━━━━━ THE RECORDS
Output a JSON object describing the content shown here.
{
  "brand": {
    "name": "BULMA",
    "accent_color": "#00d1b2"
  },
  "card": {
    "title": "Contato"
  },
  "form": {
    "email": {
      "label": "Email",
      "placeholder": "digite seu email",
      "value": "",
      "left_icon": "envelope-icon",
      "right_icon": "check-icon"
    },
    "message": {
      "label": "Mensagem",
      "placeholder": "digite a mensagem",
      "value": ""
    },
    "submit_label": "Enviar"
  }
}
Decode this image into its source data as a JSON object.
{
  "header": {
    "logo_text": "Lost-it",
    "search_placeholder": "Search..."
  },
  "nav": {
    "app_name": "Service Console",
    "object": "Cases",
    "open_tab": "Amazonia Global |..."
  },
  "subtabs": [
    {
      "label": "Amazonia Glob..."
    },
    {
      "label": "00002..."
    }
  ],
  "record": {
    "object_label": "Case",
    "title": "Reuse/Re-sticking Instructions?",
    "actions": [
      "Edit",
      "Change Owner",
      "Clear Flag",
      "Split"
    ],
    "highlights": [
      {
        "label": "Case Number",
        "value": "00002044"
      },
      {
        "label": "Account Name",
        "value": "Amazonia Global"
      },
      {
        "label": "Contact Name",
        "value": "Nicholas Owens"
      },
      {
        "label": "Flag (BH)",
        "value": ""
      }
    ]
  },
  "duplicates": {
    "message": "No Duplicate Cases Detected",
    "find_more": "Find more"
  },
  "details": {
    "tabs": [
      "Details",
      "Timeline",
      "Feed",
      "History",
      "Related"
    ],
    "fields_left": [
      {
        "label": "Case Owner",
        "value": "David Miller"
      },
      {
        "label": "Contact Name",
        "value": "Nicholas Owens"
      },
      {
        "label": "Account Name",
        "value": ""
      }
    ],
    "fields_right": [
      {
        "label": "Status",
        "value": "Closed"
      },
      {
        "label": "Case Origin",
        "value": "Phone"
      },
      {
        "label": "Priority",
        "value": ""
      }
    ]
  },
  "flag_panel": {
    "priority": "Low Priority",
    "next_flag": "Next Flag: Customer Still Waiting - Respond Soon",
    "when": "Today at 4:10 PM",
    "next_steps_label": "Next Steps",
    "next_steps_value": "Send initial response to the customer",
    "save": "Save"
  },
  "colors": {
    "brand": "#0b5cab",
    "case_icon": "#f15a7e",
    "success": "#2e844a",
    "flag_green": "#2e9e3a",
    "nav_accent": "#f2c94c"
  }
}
━━━━━━━━━━
BRIEF>
Copy all lines above containing the string "Amazonia".

EXERCISE SOLUTION>
    "open_tab": "Amazonia Global |..."
      "label": "Amazonia Glob..."
        "value": "Amazonia Global"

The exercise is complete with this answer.